Collected data
————

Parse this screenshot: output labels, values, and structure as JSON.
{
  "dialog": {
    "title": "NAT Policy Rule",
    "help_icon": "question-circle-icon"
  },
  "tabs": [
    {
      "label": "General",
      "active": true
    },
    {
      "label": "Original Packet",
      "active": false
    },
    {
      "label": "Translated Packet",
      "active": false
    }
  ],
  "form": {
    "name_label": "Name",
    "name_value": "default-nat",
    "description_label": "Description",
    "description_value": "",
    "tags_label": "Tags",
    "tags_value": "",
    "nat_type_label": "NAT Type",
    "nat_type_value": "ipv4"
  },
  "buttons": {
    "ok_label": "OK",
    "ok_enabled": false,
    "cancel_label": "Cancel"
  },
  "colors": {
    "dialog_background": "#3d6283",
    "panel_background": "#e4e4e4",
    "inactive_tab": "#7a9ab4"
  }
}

————

* [TASK DETAILS] Send back every record, precisely as written.

* [SOLUTION TO THIS TASK]
Parse this screenshot: output labels, values, and structure as JSON.
{
  "dialog": {
    "title": "NAT Policy Rule",
    "help_icon": "question-circle-icon"
  },
  "tabs": [
    {
      "label": "General",
      "active": true
    },
    {
      "label": "Original Packet",
      "active": false
    },
    {
      "label": "Translated Packet",
      "active": false
    }
  ],
  "form": {
    "name_label": "Name",
    "name_value": "default-nat",
    "description_label": "Description",
    "description_value": "",
    "tags_label": "Tags",
    "tags_value": "",
    "nat_type_label": "NAT Type",
    "nat_type_value": "ipv4"
  },
  "buttons": {
    "ok_label": "OK",
    "ok_enabled": false,
    "cancel_label": "Cancel"
  },
  "colors": {
    "dialog_background": "#3d6283",
    "panel_background": "#e4e4e4",
    "inactive_tab": "#7a9ab4"
  }
}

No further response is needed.